[start Provided entries]

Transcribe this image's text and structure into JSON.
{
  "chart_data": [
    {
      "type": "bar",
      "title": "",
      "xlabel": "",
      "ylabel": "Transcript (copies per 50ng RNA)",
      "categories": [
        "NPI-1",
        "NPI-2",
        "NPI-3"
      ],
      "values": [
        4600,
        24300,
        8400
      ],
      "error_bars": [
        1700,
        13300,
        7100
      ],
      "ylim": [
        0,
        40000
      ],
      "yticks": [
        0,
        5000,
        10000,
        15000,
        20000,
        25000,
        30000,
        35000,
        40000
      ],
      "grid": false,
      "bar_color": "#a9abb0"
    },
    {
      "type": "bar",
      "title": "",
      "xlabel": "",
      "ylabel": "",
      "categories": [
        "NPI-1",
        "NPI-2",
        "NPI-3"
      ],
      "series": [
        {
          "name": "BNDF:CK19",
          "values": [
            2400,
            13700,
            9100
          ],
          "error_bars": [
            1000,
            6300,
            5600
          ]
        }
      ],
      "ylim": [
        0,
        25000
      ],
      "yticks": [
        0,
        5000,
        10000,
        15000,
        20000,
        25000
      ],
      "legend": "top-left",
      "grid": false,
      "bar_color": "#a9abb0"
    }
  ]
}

[end Provided entries]

## Goal
Extract all lines from the data in which "ylabel" is found.

## Written solution
      "ylabel": "Transcript (copies per 50ng RNA)",
      "ylabel": "",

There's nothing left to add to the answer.